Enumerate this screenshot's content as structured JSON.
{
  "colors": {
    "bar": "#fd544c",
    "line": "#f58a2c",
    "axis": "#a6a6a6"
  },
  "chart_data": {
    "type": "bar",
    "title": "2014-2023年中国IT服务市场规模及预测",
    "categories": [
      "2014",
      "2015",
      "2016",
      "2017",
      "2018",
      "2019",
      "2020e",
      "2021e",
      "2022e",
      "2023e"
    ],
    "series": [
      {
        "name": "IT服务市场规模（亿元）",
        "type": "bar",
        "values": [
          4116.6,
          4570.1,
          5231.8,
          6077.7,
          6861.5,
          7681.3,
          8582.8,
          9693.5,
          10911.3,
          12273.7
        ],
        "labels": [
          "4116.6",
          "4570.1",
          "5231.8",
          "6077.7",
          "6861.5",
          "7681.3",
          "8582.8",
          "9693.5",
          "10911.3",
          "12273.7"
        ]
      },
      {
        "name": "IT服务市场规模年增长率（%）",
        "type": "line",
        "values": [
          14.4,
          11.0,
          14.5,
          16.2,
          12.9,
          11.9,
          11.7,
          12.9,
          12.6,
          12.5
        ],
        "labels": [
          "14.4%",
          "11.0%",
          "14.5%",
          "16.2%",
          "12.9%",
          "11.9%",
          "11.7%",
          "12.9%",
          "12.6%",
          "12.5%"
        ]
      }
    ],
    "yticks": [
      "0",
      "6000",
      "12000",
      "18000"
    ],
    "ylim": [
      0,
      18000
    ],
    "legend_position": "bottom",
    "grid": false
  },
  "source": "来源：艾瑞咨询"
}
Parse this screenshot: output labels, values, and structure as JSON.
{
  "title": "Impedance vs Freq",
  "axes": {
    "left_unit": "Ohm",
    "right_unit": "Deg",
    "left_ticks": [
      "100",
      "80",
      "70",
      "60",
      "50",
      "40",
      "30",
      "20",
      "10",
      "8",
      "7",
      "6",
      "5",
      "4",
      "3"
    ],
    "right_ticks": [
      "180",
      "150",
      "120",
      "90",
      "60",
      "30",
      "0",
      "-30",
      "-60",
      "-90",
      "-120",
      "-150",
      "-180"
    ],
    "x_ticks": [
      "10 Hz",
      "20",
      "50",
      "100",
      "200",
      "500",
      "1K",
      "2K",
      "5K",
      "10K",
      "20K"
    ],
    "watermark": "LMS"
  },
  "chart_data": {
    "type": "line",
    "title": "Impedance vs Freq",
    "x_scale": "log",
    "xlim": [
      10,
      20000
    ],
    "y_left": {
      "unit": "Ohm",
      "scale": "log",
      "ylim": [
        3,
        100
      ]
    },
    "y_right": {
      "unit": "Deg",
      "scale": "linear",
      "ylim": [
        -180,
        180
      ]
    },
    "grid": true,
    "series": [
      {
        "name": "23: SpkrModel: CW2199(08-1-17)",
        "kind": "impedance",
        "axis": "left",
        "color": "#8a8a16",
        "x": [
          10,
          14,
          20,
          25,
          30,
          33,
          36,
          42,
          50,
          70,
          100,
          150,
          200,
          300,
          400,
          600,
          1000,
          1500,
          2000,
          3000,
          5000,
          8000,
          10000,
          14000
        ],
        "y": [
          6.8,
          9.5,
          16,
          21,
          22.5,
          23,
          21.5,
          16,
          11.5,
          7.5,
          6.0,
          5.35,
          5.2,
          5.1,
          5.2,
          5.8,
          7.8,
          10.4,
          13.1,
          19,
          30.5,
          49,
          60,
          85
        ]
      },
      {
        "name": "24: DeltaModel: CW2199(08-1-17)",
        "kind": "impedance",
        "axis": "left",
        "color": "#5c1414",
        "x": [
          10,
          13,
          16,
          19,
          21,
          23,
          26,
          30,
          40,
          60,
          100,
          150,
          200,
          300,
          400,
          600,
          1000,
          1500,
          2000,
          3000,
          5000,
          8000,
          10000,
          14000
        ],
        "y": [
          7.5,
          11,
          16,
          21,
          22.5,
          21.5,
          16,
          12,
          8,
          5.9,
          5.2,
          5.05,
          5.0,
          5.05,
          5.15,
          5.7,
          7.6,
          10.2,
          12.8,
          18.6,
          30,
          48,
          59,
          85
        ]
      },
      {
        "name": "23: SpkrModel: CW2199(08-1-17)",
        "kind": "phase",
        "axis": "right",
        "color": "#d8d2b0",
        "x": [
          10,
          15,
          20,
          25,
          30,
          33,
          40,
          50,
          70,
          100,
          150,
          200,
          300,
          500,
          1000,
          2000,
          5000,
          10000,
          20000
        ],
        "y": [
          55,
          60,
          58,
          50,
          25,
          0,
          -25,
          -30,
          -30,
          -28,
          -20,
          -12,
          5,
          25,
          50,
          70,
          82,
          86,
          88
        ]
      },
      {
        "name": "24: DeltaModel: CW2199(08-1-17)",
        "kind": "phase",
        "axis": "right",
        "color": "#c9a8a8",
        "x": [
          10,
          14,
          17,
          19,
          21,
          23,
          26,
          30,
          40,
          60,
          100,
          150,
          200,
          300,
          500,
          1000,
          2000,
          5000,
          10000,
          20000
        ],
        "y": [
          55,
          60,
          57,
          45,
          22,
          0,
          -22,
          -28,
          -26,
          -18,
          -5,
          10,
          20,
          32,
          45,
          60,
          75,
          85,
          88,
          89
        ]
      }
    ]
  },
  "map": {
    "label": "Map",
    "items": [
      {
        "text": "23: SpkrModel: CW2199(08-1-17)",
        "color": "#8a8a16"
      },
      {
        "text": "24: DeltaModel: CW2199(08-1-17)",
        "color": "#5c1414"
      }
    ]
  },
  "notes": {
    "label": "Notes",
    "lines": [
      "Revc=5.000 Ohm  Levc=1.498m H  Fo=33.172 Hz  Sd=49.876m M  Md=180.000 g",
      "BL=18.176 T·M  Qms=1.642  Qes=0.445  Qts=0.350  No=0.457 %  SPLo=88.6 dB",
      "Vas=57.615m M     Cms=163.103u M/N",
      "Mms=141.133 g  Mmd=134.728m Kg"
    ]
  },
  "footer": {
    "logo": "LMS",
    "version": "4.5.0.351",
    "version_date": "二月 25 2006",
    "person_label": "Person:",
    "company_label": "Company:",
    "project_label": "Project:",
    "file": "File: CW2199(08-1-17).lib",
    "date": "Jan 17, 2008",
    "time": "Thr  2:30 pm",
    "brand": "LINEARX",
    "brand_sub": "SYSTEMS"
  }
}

.....

> TASK TO COMPLETE: Pull out every line containing "type".

> CORRECT RESPONSE:
    "type": "bar",
        "type": "bar",
        "type": "line",
    "type": "line",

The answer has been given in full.